*** Data for this exercise ***

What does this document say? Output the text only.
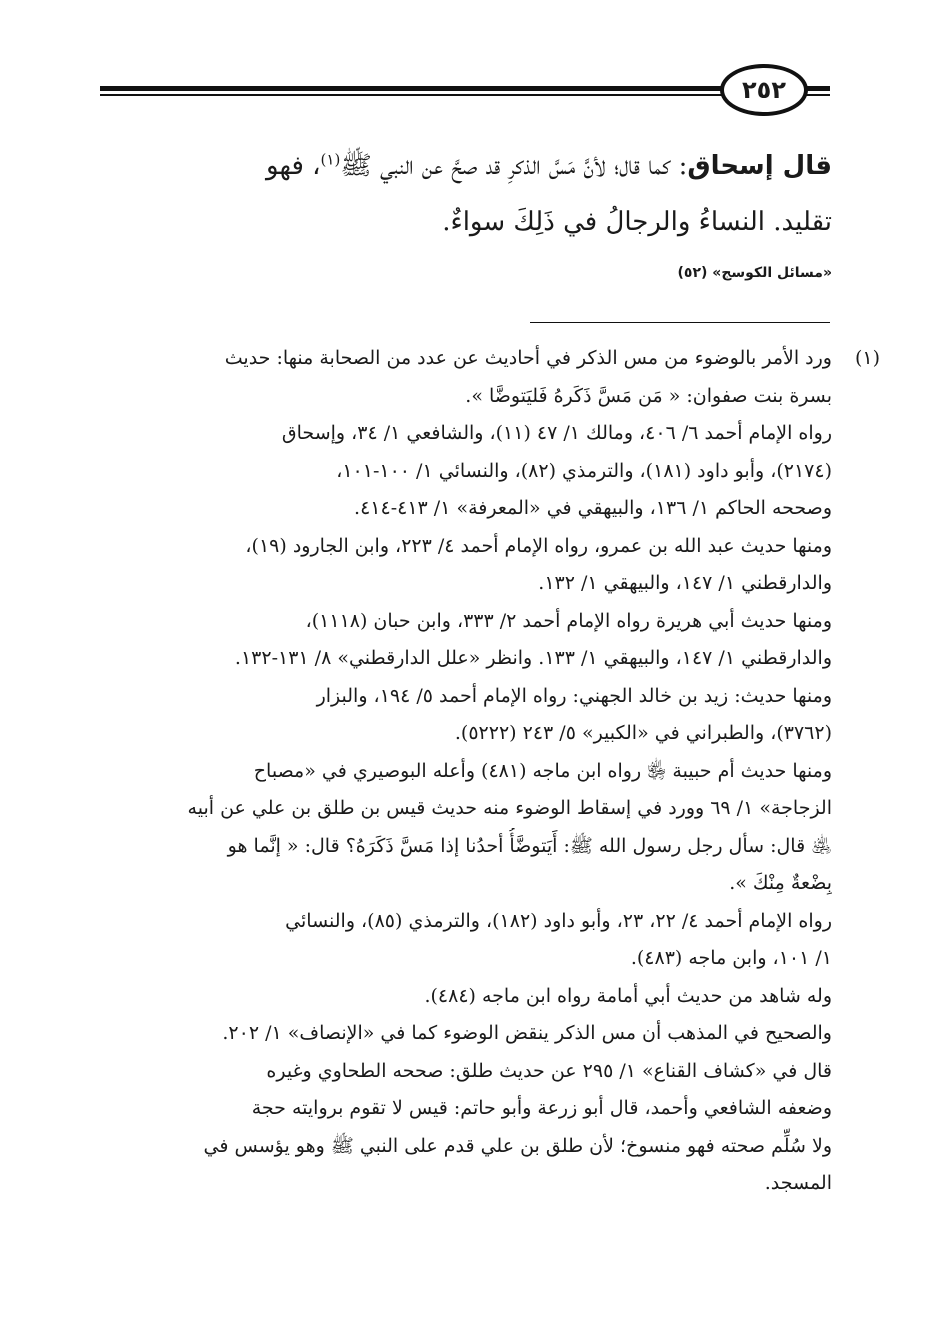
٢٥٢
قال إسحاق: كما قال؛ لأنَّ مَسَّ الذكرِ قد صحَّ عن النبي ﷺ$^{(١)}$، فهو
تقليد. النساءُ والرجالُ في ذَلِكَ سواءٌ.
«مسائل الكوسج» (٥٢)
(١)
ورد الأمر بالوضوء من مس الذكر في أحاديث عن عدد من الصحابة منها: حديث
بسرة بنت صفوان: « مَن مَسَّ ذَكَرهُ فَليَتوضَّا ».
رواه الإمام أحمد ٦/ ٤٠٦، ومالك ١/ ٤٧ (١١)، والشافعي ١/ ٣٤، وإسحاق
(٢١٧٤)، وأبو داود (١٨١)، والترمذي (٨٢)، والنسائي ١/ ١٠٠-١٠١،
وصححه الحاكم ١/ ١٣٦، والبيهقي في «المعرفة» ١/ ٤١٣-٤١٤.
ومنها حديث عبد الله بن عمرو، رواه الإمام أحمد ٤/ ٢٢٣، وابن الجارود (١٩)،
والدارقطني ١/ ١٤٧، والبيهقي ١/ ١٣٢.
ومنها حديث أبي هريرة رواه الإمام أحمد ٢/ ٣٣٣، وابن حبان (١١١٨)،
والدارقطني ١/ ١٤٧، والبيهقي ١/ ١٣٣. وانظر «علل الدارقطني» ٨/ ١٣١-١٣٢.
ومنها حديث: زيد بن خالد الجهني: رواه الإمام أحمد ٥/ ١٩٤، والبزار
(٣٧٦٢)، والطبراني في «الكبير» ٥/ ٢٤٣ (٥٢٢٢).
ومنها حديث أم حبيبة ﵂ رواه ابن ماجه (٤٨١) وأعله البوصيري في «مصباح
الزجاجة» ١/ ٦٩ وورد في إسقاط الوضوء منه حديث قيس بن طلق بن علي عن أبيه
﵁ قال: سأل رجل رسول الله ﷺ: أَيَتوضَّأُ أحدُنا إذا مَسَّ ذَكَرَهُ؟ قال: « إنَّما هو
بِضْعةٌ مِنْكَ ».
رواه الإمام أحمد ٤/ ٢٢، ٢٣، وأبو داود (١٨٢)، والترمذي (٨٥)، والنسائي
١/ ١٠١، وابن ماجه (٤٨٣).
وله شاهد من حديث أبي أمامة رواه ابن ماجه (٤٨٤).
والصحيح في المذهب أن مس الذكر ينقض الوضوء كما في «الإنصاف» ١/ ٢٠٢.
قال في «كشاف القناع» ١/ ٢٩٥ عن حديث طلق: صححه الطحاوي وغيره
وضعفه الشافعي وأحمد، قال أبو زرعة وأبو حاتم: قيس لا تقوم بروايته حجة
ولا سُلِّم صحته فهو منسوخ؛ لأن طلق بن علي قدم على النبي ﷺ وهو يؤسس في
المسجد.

***

Reproduce the listing above exactly, excluding all pictures.

Answer to this task:
What does this document say? Output the text only.
٢٥٢
قال إسحاق: كما قال؛ لأنَّ مَسَّ الذكرِ قد صحَّ عن النبي ﷺ$^{(١)}$، فهو
تقليد. النساءُ والرجالُ في ذَلِكَ سواءٌ.
«مسائل الكوسج» (٥٢)
(١)
ورد الأمر بالوضوء من مس الذكر في أحاديث عن عدد من الصحابة منها: حديث
بسرة بنت صفوان: « مَن مَسَّ ذَكَرهُ فَليَتوضَّا ».
رواه الإمام أحمد ٦/ ٤٠٦، ومالك ١/ ٤٧ (١١)، والشافعي ١/ ٣٤، وإسحاق
(٢١٧٤)، وأبو داود (١٨١)، والترمذي (٨٢)، والنسائي ١/ ١٠٠-١٠١،
وصححه الحاكم ١/ ١٣٦، والبيهقي في «المعرفة» ١/ ٤١٣-٤١٤.
ومنها حديث عبد الله بن عمرو، رواه الإمام أحمد ٤/ ٢٢٣، وابن الجارود (١٩)،
والدارقطني ١/ ١٤٧، والبيهقي ١/ ١٣٢.
ومنها حديث أبي هريرة رواه الإمام أحمد ٢/ ٣٣٣، وابن حبان (١١١٨)،
والدارقطني ١/ ١٤٧، والبيهقي ١/ ١٣٣. وانظر «علل الدارقطني» ٨/ ١٣١-١٣٢.
ومنها حديث: زيد بن خالد الجهني: رواه الإمام أحمد ٥/ ١٩٤، والبزار
(٣٧٦٢)، والطبراني في «الكبير» ٥/ ٢٤٣ (٥٢٢٢).
ومنها حديث أم حبيبة ﵂ رواه ابن ماجه (٤٨١) وأعله البوصيري في «مصباح
الزجاجة» ١/ ٦٩ وورد في إسقاط الوضوء منه حديث قيس بن طلق بن علي عن أبيه
﵁ قال: سأل رجل رسول الله ﷺ: أَيَتوضَّأُ أحدُنا إذا مَسَّ ذَكَرَهُ؟ قال: « إنَّما هو
بِضْعةٌ مِنْكَ ».
رواه الإمام أحمد ٤/ ٢٢، ٢٣، وأبو داود (١٨٢)، والترمذي (٨٥)، والنسائي
١/ ١٠١، وابن ماجه (٤٨٣).
وله شاهد من حديث أبي أمامة رواه ابن ماجه (٤٨٤).
والصحيح في المذهب أن مس الذكر ينقض الوضوء كما في «الإنصاف» ١/ ٢٠٢.
قال في «كشاف القناع» ١/ ٢٩٥ عن حديث طلق: صححه الطحاوي وغيره
وضعفه الشافعي وأحمد، قال أبو زرعة وأبو حاتم: قيس لا تقوم بروايته حجة
ولا سُلِّم صحته فهو منسوخ؛ لأن طلق بن علي قدم على النبي ﷺ وهو يؤسس في
المسجد.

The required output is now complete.